• Set problem: Extract every line below that contains the word "days".

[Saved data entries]
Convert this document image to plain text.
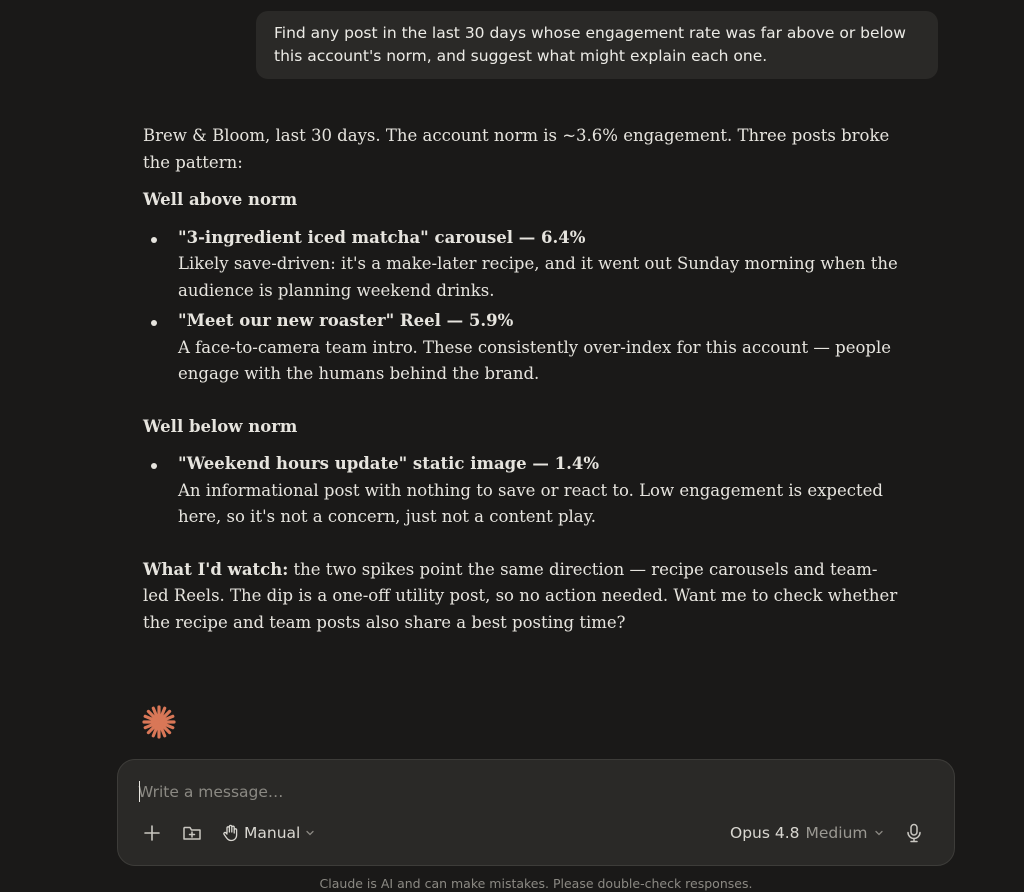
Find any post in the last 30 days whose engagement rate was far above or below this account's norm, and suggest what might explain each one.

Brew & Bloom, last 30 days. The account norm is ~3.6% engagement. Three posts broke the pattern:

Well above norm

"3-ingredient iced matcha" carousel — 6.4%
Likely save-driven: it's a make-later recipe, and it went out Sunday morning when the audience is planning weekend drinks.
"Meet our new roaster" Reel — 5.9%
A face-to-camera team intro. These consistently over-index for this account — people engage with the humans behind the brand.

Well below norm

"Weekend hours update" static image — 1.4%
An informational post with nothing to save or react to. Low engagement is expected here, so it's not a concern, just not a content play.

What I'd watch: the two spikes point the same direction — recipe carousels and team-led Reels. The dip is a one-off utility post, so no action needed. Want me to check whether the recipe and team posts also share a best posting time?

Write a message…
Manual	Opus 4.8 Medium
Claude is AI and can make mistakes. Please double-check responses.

• Output of the exercise:
Find any post in the last 30 days whose engagement rate was far above or below this account's norm, and suggest what might explain each one.
Brew & Bloom, last 30 days. The account norm is ~3.6% engagement. Three posts broke the pattern:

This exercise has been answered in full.